* _Brief_: From the listing below, copy every line with the word "ylabel".

* _Structured figure records_:
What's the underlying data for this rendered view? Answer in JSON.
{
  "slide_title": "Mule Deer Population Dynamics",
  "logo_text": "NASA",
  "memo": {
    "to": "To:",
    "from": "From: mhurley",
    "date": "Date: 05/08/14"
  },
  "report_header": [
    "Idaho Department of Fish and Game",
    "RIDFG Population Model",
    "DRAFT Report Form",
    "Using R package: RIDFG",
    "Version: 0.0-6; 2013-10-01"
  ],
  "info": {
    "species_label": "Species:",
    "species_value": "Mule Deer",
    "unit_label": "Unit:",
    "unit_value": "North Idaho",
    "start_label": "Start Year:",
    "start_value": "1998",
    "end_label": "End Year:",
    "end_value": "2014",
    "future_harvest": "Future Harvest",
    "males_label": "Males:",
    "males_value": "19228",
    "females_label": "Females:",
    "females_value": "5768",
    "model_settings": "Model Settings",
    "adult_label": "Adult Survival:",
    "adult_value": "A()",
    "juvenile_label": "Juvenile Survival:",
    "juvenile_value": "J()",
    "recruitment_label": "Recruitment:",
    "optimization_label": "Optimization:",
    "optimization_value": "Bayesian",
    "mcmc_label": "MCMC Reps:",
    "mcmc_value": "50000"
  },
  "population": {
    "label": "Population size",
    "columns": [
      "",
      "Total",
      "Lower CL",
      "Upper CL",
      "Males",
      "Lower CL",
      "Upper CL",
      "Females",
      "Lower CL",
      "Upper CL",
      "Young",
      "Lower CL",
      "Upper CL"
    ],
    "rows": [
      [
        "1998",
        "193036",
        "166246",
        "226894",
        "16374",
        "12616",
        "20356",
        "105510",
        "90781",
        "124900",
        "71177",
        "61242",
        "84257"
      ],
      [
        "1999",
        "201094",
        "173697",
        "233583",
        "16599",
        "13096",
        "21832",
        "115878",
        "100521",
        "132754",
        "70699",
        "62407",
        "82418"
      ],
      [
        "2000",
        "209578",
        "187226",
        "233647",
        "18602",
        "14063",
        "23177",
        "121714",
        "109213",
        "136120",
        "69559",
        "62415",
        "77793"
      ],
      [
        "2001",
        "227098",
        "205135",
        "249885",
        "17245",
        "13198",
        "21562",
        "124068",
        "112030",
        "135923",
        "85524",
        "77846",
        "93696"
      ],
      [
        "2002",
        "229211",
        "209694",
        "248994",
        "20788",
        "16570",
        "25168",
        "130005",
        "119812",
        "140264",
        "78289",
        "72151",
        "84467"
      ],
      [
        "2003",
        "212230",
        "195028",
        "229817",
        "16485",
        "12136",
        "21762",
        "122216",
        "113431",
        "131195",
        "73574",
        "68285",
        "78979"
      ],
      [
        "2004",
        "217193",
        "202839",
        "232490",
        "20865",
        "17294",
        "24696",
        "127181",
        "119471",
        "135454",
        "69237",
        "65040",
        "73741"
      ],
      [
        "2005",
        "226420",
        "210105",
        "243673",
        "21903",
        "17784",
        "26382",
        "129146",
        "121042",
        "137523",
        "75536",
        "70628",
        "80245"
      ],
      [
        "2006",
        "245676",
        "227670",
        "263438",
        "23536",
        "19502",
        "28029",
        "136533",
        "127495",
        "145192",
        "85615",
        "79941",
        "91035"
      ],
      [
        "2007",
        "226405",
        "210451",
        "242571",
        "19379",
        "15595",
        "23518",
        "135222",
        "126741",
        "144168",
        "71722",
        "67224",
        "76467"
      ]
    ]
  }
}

* * *

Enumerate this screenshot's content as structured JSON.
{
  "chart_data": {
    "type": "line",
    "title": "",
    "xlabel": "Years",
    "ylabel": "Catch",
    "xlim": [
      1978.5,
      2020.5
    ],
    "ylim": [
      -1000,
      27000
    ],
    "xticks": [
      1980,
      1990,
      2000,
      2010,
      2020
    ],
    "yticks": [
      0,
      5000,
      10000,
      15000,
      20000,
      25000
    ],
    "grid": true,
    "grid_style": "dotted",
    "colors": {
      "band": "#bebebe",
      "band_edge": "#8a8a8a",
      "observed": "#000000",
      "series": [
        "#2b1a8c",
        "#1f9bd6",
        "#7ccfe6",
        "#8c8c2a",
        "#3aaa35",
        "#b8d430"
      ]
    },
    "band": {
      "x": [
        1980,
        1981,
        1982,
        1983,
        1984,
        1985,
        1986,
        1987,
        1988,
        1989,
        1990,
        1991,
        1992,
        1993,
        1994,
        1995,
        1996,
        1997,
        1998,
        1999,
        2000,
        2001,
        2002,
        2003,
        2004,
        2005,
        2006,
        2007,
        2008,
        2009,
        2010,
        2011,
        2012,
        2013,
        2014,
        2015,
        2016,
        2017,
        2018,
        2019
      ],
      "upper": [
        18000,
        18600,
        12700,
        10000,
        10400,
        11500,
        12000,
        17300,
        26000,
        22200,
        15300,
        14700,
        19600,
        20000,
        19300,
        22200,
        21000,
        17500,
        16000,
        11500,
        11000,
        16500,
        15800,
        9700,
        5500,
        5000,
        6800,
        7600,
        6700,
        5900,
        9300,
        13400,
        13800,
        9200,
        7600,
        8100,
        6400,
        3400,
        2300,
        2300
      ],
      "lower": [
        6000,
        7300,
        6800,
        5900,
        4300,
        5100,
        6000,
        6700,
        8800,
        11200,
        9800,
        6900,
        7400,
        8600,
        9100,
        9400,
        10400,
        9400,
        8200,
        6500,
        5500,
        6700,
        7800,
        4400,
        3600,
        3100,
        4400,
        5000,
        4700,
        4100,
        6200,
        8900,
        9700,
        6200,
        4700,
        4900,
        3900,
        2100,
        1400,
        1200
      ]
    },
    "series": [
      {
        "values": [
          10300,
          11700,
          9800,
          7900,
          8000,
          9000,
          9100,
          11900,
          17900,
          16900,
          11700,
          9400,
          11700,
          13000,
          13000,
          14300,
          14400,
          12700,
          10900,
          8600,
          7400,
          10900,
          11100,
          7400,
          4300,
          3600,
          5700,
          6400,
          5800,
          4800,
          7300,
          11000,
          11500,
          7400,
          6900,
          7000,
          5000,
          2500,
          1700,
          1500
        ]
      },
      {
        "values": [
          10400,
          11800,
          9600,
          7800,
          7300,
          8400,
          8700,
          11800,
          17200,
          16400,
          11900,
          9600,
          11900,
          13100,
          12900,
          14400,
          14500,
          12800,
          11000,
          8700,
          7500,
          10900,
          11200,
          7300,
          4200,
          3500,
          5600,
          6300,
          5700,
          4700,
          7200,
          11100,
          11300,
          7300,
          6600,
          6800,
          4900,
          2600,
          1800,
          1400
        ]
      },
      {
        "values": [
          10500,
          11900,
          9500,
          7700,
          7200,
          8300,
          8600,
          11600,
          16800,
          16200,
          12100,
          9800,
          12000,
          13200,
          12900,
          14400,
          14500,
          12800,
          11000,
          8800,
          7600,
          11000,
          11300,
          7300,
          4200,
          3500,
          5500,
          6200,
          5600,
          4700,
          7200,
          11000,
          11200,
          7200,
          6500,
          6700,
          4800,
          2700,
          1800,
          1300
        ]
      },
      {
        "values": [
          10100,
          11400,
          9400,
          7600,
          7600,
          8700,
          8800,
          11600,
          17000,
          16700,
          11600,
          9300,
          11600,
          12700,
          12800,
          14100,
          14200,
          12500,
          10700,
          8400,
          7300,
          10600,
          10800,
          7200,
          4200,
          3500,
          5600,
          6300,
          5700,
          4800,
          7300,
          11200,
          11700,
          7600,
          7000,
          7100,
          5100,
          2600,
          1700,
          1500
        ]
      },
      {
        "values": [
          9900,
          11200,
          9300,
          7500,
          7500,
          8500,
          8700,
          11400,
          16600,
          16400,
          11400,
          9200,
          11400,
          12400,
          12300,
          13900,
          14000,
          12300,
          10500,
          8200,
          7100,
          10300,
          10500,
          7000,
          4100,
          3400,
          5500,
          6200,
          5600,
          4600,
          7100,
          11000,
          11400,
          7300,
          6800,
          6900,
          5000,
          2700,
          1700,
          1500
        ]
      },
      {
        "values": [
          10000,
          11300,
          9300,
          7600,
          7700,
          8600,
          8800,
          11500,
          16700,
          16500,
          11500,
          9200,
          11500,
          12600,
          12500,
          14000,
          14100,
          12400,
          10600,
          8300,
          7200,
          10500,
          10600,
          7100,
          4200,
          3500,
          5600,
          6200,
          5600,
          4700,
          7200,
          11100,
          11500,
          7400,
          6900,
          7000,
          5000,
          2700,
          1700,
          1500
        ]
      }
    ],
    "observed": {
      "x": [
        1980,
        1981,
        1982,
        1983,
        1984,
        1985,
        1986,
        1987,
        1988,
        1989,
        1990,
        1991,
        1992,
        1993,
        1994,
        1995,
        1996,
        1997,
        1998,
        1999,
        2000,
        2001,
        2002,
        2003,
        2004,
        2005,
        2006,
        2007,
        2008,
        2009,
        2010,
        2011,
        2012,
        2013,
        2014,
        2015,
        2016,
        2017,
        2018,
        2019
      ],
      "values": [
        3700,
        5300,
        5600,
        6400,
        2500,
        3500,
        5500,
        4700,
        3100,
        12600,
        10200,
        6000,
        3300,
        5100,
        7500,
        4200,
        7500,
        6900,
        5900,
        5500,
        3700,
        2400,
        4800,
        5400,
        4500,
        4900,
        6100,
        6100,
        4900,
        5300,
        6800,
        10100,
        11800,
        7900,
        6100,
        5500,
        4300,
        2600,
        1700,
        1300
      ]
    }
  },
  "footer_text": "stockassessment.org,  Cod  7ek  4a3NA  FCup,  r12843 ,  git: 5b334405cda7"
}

==

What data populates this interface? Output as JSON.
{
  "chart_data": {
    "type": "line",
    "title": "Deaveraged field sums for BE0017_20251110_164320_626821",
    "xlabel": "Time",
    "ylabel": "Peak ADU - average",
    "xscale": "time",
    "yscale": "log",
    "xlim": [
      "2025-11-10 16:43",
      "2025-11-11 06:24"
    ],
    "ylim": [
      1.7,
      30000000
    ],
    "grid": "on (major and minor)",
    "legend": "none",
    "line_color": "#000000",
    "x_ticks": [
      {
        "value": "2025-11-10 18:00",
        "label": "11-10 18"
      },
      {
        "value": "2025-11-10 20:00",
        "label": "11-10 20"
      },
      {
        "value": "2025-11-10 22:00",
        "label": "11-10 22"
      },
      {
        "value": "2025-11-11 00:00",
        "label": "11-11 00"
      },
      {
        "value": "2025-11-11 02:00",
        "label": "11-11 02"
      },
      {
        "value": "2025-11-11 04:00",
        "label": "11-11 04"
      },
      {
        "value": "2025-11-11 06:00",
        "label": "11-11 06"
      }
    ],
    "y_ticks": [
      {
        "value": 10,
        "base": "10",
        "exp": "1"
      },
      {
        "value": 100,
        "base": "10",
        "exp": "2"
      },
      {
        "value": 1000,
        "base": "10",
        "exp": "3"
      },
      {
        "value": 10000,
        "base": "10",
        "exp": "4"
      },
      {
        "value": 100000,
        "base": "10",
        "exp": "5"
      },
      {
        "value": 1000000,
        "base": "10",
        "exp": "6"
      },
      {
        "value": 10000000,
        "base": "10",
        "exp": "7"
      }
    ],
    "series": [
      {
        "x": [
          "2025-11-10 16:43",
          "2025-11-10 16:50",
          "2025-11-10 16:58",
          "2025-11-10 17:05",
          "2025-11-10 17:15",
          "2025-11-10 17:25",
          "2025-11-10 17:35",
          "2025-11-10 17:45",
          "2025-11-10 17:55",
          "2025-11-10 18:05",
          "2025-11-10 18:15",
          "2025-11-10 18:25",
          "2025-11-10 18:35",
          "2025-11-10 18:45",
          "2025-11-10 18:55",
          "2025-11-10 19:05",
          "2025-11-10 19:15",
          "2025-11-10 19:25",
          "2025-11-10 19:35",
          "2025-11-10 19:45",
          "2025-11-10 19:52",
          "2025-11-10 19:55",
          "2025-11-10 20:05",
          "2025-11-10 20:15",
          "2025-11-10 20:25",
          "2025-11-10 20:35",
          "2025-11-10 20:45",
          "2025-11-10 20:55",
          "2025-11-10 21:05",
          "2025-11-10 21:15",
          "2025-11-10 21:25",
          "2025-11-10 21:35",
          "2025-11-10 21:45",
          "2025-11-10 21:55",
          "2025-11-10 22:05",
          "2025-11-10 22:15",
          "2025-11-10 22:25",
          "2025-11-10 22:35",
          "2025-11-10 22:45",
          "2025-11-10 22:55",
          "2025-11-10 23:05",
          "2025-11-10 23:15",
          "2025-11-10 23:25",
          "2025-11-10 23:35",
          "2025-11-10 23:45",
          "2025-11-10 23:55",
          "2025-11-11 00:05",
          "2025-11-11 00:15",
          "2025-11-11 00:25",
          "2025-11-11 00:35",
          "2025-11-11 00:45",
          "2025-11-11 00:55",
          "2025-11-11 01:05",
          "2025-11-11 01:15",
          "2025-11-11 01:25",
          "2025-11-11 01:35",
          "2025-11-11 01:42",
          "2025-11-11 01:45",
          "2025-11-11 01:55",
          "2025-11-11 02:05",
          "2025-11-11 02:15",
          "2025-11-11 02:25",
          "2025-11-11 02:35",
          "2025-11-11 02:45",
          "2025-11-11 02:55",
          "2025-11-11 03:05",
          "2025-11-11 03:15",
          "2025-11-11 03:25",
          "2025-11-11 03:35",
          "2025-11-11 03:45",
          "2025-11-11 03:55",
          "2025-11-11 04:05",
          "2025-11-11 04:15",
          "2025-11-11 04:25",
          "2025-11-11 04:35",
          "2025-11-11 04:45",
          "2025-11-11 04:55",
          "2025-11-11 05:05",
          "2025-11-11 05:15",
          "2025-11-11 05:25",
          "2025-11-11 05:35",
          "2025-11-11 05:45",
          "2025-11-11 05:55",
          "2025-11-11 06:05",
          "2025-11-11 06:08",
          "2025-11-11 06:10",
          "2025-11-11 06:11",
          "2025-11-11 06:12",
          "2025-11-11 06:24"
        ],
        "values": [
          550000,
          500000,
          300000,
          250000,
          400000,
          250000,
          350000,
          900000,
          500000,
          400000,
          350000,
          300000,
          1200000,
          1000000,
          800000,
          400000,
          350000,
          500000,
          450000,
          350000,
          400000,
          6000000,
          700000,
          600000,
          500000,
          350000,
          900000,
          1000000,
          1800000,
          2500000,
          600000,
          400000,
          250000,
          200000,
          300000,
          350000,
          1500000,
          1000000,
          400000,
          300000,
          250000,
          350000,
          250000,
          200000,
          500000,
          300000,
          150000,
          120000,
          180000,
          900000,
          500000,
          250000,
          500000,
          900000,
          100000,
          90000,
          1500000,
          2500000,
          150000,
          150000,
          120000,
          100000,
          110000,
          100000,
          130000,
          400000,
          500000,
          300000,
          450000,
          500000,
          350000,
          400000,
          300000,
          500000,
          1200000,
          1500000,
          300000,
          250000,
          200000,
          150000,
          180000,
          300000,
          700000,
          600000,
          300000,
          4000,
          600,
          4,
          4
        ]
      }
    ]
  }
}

* _Problem solution_:
    "ylabel": "Catch",
    "ylabel": "Peak ADU - average",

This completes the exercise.